*EXERCISE TASK*:
From the entries below, gather every line containing the string "สบอท".

*DATASET*:
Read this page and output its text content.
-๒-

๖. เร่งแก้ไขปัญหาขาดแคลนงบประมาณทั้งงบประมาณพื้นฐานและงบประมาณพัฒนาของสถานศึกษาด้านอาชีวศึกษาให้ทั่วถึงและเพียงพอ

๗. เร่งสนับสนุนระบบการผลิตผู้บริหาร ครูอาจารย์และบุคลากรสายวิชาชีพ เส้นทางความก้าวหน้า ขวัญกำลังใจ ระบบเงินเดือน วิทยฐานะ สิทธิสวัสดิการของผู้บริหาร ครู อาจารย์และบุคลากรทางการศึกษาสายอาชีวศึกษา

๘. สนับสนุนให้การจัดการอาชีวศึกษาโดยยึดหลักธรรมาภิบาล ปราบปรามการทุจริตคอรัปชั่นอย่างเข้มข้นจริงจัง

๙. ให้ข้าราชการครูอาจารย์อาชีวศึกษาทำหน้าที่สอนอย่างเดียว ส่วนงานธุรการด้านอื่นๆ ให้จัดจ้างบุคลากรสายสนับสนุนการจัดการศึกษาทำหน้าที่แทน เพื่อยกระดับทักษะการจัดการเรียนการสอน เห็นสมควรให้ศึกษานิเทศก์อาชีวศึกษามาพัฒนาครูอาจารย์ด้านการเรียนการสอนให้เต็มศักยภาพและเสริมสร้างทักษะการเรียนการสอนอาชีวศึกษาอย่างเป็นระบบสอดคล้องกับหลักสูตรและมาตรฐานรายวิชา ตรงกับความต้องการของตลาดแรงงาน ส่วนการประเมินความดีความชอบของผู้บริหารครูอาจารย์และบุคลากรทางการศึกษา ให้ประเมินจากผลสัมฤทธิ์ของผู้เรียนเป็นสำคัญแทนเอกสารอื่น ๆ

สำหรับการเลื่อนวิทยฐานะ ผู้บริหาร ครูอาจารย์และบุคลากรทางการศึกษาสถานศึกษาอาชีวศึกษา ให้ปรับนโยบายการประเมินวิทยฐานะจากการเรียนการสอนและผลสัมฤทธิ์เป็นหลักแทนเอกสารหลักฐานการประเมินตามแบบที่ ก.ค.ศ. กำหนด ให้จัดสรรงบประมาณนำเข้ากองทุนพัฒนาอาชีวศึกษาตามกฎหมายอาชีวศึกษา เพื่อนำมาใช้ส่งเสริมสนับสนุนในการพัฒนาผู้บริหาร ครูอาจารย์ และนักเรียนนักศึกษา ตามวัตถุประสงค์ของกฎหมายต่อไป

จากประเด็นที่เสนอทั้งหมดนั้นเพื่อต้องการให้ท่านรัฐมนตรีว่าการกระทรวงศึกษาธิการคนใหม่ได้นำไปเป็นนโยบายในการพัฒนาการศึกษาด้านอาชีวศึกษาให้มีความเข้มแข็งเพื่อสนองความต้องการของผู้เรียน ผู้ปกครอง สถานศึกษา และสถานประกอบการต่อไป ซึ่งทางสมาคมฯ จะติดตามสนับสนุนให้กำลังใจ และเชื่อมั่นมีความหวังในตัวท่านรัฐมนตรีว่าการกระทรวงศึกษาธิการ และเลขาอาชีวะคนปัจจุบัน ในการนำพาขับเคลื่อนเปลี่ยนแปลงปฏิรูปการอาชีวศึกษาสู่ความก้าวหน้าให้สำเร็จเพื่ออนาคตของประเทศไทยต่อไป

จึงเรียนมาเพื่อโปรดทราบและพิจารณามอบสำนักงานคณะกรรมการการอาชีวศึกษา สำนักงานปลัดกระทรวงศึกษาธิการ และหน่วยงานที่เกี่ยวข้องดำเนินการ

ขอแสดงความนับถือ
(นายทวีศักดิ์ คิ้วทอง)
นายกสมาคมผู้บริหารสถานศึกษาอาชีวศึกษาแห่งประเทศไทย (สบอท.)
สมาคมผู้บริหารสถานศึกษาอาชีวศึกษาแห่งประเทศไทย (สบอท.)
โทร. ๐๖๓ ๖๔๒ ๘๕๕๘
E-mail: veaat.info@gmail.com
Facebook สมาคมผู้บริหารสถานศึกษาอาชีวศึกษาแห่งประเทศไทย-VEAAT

*REPLY TO THE EXERCISE*:
นายกสมาคมผู้บริหารสถานศึกษาอาชีวศึกษาแห่งประเทศไทย (สบอท.)
สมาคมผู้บริหารสถานศึกษาอาชีวศึกษาแห่งประเทศไทย (สบอท.)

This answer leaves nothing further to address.